(OBJECTIVE) Copy the entries word for word, from the first line through the line containing "interval-point (592, 408, 601, 417)", and stop there.

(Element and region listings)
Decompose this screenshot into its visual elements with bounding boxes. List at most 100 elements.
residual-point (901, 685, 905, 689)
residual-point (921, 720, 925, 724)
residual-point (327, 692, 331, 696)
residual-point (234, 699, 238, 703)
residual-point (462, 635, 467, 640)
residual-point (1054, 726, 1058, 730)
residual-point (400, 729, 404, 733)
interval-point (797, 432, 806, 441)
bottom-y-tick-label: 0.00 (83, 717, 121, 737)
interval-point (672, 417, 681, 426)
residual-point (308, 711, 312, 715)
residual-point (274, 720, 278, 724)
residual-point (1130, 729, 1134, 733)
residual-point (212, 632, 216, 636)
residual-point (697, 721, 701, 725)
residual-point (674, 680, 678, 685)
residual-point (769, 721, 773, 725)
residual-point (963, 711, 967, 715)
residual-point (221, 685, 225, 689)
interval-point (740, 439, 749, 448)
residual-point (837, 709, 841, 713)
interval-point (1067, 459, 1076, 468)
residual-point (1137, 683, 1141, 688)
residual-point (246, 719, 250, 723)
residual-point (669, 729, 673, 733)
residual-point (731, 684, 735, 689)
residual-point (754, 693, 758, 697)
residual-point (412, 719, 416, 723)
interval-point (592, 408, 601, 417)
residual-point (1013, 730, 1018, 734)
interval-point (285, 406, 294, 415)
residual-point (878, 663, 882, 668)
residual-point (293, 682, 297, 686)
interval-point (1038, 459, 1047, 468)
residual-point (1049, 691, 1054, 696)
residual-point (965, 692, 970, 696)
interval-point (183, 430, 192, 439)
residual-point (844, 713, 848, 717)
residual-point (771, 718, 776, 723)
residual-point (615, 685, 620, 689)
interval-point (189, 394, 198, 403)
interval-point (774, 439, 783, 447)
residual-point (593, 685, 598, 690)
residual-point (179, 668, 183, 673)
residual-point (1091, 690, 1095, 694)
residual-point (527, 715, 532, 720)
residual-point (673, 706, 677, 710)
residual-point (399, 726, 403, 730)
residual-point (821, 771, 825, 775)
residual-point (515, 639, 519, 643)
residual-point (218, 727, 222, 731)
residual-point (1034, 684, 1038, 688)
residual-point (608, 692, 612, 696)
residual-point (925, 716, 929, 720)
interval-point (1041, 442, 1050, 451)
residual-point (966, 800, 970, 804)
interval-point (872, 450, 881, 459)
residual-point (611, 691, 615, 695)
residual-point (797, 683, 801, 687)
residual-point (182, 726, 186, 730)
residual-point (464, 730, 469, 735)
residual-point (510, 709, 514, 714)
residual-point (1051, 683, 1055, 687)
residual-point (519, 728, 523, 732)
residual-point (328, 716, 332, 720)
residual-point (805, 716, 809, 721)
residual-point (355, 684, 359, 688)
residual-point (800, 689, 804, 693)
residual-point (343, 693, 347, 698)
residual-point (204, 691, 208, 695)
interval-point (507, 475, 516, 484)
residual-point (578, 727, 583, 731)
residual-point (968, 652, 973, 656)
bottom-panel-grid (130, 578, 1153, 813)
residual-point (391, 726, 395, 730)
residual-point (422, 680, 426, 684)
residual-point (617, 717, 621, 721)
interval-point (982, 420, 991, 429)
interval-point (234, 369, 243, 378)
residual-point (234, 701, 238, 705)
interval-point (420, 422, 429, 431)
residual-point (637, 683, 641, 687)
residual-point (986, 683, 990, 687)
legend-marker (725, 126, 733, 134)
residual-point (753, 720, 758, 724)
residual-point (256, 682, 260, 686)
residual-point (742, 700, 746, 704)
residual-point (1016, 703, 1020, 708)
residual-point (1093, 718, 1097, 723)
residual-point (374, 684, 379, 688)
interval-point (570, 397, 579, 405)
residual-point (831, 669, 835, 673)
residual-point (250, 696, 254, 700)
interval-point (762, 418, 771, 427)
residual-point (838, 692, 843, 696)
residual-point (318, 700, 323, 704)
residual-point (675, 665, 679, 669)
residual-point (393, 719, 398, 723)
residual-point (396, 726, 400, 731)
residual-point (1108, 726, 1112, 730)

(WORKED SOLUTION)
Decompose this screenshot into its visual elements with bounding boxes. List at most 100 elements.
residual-point (901, 685, 905, 689)
residual-point (921, 720, 925, 724)
residual-point (327, 692, 331, 696)
residual-point (234, 699, 238, 703)
residual-point (462, 635, 467, 640)
residual-point (1054, 726, 1058, 730)
residual-point (400, 729, 404, 733)
interval-point (797, 432, 806, 441)
bottom-y-tick-label: 0.00 (83, 717, 121, 737)
interval-point (672, 417, 681, 426)
residual-point (308, 711, 312, 715)
residual-point (274, 720, 278, 724)
residual-point (1130, 729, 1134, 733)
residual-point (212, 632, 216, 636)
residual-point (697, 721, 701, 725)
residual-point (674, 680, 678, 685)
residual-point (769, 721, 773, 725)
residual-point (963, 711, 967, 715)
residual-point (221, 685, 225, 689)
interval-point (740, 439, 749, 448)
residual-point (837, 709, 841, 713)
interval-point (1067, 459, 1076, 468)
residual-point (1137, 683, 1141, 688)
residual-point (246, 719, 250, 723)
residual-point (669, 729, 673, 733)
residual-point (731, 684, 735, 689)
residual-point (754, 693, 758, 697)
residual-point (412, 719, 416, 723)
interval-point (592, 408, 601, 417)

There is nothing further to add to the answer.